→ **Material shown**:
-------------------------

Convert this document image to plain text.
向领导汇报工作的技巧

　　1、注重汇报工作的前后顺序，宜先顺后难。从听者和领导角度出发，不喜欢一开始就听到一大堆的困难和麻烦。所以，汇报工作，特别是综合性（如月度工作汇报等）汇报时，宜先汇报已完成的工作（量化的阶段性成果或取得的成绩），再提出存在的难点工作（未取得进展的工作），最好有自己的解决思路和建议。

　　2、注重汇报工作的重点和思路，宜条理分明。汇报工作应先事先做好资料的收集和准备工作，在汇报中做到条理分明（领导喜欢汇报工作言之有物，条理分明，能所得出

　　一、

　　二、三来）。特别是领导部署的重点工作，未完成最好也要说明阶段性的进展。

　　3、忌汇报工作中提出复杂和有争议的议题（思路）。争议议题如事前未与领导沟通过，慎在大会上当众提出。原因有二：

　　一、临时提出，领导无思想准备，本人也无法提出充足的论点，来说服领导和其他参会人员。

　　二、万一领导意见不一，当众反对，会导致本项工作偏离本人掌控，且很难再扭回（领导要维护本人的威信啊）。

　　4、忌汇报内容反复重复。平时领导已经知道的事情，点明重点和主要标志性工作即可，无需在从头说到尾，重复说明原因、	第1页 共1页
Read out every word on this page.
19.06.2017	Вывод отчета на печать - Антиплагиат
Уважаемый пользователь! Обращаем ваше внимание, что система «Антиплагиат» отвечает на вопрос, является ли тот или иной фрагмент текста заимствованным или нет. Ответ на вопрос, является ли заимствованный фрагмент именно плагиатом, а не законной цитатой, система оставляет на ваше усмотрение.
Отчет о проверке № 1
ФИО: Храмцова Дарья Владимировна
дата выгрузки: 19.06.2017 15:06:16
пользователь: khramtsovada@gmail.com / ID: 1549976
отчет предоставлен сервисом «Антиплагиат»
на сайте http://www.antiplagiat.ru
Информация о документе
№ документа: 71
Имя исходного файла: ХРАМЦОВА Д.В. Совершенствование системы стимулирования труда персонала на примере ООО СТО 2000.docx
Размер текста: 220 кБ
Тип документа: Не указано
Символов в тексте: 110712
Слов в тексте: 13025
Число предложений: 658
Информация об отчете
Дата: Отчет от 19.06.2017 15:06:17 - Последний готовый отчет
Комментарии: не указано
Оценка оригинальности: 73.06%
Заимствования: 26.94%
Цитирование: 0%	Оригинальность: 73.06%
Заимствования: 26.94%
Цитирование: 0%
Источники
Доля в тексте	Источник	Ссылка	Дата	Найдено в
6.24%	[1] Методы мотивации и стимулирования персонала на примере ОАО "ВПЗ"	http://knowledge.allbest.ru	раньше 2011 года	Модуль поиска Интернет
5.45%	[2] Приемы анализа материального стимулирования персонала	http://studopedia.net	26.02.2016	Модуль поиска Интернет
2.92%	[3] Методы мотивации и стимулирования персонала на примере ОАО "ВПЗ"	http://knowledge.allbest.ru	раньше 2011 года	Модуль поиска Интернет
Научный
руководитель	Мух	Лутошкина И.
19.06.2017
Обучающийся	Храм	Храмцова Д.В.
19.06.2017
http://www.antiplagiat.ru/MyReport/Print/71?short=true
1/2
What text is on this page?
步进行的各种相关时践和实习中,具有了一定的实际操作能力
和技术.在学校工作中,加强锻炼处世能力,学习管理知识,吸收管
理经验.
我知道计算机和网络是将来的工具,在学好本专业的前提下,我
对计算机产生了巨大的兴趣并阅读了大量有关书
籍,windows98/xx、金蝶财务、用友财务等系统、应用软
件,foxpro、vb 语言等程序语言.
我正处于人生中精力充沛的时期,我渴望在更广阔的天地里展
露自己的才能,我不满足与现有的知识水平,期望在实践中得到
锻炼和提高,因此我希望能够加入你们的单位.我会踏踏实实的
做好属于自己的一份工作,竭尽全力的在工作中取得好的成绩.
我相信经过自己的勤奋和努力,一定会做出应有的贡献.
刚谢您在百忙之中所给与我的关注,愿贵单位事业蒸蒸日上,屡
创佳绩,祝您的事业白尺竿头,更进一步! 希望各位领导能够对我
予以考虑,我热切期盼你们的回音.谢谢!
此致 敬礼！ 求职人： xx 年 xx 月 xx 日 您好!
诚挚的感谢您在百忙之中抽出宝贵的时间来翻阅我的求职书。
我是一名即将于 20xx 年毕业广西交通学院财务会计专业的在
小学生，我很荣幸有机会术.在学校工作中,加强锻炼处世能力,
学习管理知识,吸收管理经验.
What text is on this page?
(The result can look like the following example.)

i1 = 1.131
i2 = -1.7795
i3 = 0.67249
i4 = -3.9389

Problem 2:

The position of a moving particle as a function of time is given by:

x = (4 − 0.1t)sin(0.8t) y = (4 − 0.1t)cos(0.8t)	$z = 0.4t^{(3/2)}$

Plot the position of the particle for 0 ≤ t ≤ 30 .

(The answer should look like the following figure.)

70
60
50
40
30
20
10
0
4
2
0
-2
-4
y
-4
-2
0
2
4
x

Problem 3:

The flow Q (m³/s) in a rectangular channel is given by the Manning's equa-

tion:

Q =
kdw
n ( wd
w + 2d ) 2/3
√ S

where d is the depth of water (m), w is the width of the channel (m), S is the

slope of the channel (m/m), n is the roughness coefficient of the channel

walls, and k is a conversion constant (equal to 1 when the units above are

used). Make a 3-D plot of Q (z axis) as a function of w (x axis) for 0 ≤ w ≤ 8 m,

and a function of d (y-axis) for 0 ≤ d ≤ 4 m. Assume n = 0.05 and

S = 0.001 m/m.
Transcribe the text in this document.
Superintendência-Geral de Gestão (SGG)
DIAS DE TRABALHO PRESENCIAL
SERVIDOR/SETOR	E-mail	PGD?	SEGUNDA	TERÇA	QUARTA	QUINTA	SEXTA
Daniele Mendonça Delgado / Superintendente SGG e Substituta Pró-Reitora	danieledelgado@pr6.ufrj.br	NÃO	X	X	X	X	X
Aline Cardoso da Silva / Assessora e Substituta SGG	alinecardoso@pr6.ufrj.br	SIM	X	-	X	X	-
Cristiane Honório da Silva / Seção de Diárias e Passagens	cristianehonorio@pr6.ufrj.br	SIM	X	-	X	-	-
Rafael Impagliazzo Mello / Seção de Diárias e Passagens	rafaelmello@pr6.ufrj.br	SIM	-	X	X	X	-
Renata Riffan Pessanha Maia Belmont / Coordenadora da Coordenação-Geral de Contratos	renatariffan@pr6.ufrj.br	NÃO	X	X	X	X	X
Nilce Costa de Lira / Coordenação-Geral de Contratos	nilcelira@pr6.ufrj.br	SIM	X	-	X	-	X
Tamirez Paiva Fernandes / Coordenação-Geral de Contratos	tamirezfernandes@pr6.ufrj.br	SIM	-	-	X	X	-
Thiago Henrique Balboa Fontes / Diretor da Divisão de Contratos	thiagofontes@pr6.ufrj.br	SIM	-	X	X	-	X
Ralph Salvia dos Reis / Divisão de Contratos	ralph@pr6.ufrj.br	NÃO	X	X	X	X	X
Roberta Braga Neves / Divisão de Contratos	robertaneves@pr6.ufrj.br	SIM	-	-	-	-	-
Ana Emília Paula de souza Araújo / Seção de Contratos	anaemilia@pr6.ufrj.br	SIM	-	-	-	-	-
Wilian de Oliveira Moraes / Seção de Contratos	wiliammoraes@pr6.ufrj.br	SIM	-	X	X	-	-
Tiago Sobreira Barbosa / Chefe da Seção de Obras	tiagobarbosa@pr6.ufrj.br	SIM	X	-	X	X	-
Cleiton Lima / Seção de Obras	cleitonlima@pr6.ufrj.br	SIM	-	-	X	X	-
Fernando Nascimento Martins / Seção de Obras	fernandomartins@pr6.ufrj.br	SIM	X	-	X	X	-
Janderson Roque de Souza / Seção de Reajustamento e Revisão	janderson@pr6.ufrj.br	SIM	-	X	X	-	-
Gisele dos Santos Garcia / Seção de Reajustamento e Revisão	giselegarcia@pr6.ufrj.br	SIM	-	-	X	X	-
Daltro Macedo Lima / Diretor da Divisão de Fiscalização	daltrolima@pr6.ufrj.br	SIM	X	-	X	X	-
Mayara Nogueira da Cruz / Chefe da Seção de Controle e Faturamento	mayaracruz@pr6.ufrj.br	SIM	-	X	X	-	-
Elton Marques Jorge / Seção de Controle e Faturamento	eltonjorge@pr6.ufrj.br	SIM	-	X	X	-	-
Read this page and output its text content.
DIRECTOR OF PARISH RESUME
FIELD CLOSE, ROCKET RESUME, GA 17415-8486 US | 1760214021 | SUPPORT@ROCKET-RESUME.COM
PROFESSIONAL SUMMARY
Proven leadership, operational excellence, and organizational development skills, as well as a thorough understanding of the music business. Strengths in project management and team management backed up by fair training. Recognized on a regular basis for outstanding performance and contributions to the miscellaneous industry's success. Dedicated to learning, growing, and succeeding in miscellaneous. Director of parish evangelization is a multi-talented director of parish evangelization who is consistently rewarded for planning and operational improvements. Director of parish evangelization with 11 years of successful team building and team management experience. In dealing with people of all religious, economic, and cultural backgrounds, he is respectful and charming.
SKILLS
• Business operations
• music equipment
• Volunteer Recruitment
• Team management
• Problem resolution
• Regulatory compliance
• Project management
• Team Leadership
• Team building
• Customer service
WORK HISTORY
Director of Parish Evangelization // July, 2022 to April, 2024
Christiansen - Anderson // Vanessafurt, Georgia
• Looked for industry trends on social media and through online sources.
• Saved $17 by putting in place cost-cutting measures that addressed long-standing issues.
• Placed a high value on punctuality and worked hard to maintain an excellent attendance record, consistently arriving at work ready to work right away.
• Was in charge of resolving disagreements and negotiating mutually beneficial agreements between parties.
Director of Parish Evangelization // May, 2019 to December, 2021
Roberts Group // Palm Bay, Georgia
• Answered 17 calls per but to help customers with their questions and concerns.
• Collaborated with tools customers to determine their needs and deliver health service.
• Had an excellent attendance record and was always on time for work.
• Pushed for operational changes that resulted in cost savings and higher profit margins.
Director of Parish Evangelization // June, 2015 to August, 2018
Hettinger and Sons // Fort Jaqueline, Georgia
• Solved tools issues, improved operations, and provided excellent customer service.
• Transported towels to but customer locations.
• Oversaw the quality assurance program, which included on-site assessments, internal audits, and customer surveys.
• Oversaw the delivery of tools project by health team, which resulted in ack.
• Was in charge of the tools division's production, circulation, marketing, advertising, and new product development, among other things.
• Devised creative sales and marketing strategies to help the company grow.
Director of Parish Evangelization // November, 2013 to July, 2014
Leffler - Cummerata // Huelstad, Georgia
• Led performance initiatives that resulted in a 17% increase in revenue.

-------------------------

→ **Directive**: Return every line above that contains the word "service".

→ **Completed exercise**:
• Customer service
• Collaborated with tools customers to determine their needs and deliver health service.
• Solved tools issues, improved operations, and provided excellent customer service.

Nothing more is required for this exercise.